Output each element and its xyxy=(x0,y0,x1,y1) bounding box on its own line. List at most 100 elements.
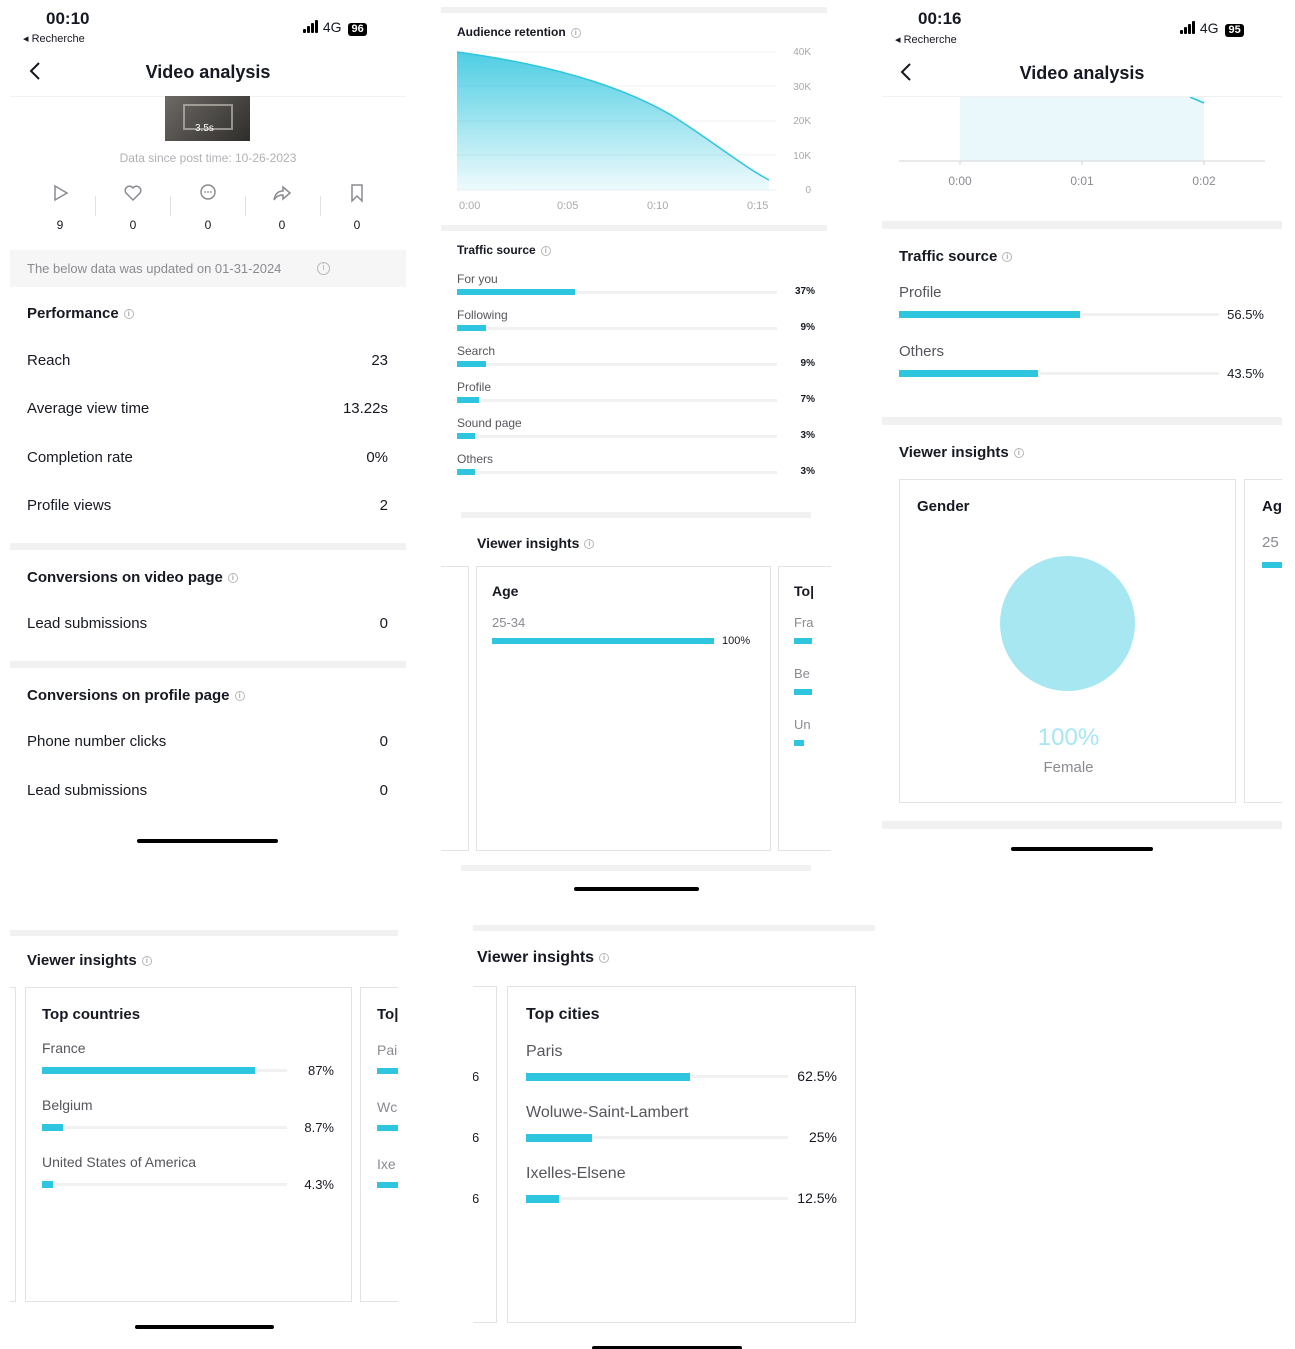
partial-item: Be xyxy=(794,666,810,681)
traffic-source-value: 3% xyxy=(800,430,815,441)
partial-bar xyxy=(377,1125,398,1131)
traffic-source-bar xyxy=(457,469,475,475)
reach-label: Reach xyxy=(27,352,71,369)
country-bar xyxy=(42,1067,255,1074)
partial-item: Pai xyxy=(377,1042,398,1058)
traffic-source-track xyxy=(457,435,777,438)
country-label: Belgium xyxy=(42,1097,93,1113)
age-card-title: Age xyxy=(492,583,519,599)
country-track xyxy=(42,1126,287,1129)
video-lead-submissions-label: Lead submissions xyxy=(27,615,148,632)
x-tick-label: 0:10 xyxy=(647,200,668,212)
page-title: Video analysis xyxy=(145,62,271,82)
traffic-source-bar xyxy=(457,397,479,403)
traffic-source-label: Others xyxy=(899,343,945,360)
engagement-saves: 0 xyxy=(342,183,372,232)
engagement-comments: 0 xyxy=(193,183,223,232)
viewer-insights-title: Viewer insights i xyxy=(27,952,152,969)
signal-icon xyxy=(303,20,319,36)
partial-bar xyxy=(1262,562,1282,568)
city-label: Ixelles-Elsene xyxy=(526,1165,626,1182)
info-icon[interactable]: i xyxy=(570,27,581,38)
panel-retention-traffic: Audience retention i 40K 30K 20K 10K 0 0:… xyxy=(441,0,831,900)
partial-bar xyxy=(794,689,812,695)
retention-chart: 40K 30K 20K 10K 0 0:00 0:05 0:10 0:15 xyxy=(456,47,811,212)
home-indicator[interactable] xyxy=(135,1325,274,1329)
home-indicator[interactable] xyxy=(1011,847,1153,851)
battery-icon: 95 xyxy=(1225,24,1244,37)
retention-title: Audience retention i xyxy=(457,25,581,39)
panel-traffic-gender: 00:16 ◂ Recherche 4G 95 Video analysis 0… xyxy=(882,0,1282,870)
partial-right-card[interactable]: To| Fra Be Un xyxy=(778,566,831,851)
age-range-label: 25-34 xyxy=(492,615,526,630)
signal-icon xyxy=(1180,21,1196,37)
conversions-video-title-text: Conversions on video page xyxy=(27,569,223,586)
info-icon[interactable]: i xyxy=(1002,252,1013,263)
profile-lead-submissions-value: 0 xyxy=(379,782,388,799)
comments-count: 0 xyxy=(204,218,212,232)
traffic-source-track xyxy=(457,471,777,474)
top-divider xyxy=(473,925,875,931)
section-divider xyxy=(882,417,1282,425)
partial-card-title: Ag xyxy=(1262,498,1282,515)
traffic-source-value: 37% xyxy=(794,286,815,297)
info-icon[interactable]: i xyxy=(141,956,152,967)
network-label: 4G xyxy=(1199,20,1219,36)
info-icon[interactable]: i xyxy=(227,573,238,584)
partial-item: 25 xyxy=(1262,534,1279,551)
reach-value: 23 xyxy=(371,352,388,369)
home-indicator[interactable] xyxy=(137,839,278,843)
x-tick-label: 0:05 xyxy=(557,200,578,212)
city-value: 12.5% xyxy=(797,1190,837,1206)
age-card[interactable]: Age 25-34 100% xyxy=(476,566,771,851)
partial-age-card[interactable]: Ag 25 xyxy=(1244,479,1282,803)
partial-right-card[interactable]: To| Pai Wc Ixe xyxy=(360,987,398,1302)
info-icon[interactable]: i xyxy=(540,245,551,256)
traffic-source-title-text: Traffic source xyxy=(457,243,536,257)
partial-left-card[interactable]: 6 6 6 xyxy=(473,986,497,1323)
x-tick-label: 0:15 xyxy=(747,200,768,212)
country-value: 8.7% xyxy=(304,1120,334,1135)
retention-title-text: Audience retention xyxy=(457,25,566,39)
home-indicator[interactable] xyxy=(574,887,699,891)
avg-view-time-value: 13.22s xyxy=(342,400,388,417)
back-to-search-link[interactable]: ◂ Recherche xyxy=(23,32,85,45)
x-tick-label: 0:00 xyxy=(459,200,480,212)
traffic-source-value: 3% xyxy=(800,466,815,477)
updated-notice-text: The below data was updated on 01-31-2024 xyxy=(27,261,282,276)
country-value: 4.3% xyxy=(304,1177,334,1192)
top-countries-card[interactable]: Top countries France 87% Belgium 8.7% United… xyxy=(25,987,352,1302)
back-to-search-link[interactable]: ◂ Recherche xyxy=(895,33,957,46)
phone-clicks-value: 0 xyxy=(379,733,388,750)
gender-card[interactable]: Gender 100% Female xyxy=(899,479,1236,803)
panel-video-analysis-top: 00:10 ◂ Recherche 4G 96 Video analysis 3… xyxy=(10,0,406,870)
traffic-source-label: Search xyxy=(457,344,496,358)
traffic-source-label: Others xyxy=(457,452,494,466)
info-icon[interactable]: i xyxy=(584,539,595,550)
info-icon[interactable]: i xyxy=(234,691,245,702)
traffic-source-bar xyxy=(457,325,486,331)
conversions-video-title: Conversions on video page i xyxy=(27,569,238,586)
plays-count: 9 xyxy=(56,218,64,232)
traffic-source-label: Profile xyxy=(899,284,942,301)
viewer-insights-title-text: Viewer insights xyxy=(899,444,1009,461)
retention-chart-zoomed: 0:00 0:01 0:02 xyxy=(899,97,1265,188)
info-icon[interactable]: i xyxy=(599,952,610,963)
section-divider xyxy=(10,661,406,668)
stat-divider xyxy=(95,196,96,216)
age-value: 100% xyxy=(722,635,751,647)
city-bar xyxy=(526,1073,690,1081)
video-thumbnail[interactable]: 3.5s xyxy=(165,96,250,141)
traffic-source-title: Traffic source i xyxy=(457,243,551,257)
country-bar xyxy=(42,1124,63,1131)
city-value: 62.5% xyxy=(797,1068,837,1084)
y-tick-label: 10K xyxy=(793,151,811,162)
top-cities-card[interactable]: Top cities Paris 62.5% Woluwe-Saint-Lamber… xyxy=(507,986,856,1323)
video-lead-submissions-value: 0 xyxy=(379,615,388,632)
info-icon[interactable]: i xyxy=(317,262,330,275)
traffic-source-title-text: Traffic source xyxy=(899,248,998,265)
info-icon[interactable]: i xyxy=(1013,448,1024,459)
profile-lead-submissions-label: Lead submissions xyxy=(27,782,148,799)
info-icon[interactable]: i xyxy=(123,309,134,320)
x-tick-label: 0:00 xyxy=(948,174,972,188)
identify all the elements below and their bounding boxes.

# Your instructions:
Identify every line in the records above that contains the word "engagement", matching case exactly.

# Solution for this task:
engagement-saves: 0 xyxy=(342,183,372,232)
engagement-comments: 0 xyxy=(193,183,223,232)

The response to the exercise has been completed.